▶ [WHAT YOU ARE ASKED TO DO]
For each line below that contains the string "множитель", copy that line.

start DATA ROWS

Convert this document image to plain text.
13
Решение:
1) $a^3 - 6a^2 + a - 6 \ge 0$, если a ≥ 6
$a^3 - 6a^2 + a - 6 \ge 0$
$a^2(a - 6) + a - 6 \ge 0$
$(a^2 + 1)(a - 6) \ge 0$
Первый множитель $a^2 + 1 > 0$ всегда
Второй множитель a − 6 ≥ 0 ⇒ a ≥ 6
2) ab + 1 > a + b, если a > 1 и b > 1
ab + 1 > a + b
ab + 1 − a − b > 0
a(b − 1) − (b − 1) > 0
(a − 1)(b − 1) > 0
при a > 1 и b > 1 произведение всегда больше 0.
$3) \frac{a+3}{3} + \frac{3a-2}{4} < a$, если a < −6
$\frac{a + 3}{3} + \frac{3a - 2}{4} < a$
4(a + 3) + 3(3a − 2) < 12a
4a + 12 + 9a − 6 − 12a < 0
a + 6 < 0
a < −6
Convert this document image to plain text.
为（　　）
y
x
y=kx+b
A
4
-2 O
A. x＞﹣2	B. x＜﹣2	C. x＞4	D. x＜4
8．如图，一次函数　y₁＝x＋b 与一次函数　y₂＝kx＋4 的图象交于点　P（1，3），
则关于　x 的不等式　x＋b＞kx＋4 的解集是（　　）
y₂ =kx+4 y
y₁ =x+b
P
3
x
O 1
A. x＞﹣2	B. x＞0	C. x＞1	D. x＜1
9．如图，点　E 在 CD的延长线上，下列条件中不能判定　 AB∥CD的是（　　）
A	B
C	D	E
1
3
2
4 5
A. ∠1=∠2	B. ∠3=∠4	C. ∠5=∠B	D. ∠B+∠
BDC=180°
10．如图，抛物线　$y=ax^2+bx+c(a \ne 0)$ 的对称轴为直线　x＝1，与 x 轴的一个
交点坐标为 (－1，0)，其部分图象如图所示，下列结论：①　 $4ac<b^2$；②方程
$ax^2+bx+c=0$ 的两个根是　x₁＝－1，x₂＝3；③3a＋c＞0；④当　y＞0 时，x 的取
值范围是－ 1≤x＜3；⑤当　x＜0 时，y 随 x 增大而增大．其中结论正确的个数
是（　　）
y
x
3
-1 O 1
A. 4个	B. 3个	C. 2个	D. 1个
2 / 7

end DATA ROWS

▶ [PROBLEM SOLUTION]
Первый множитель $a^2 + 1 > 0$ всегда
Второй множитель a − 6 ≥ 0 ⇒ a ≥ 6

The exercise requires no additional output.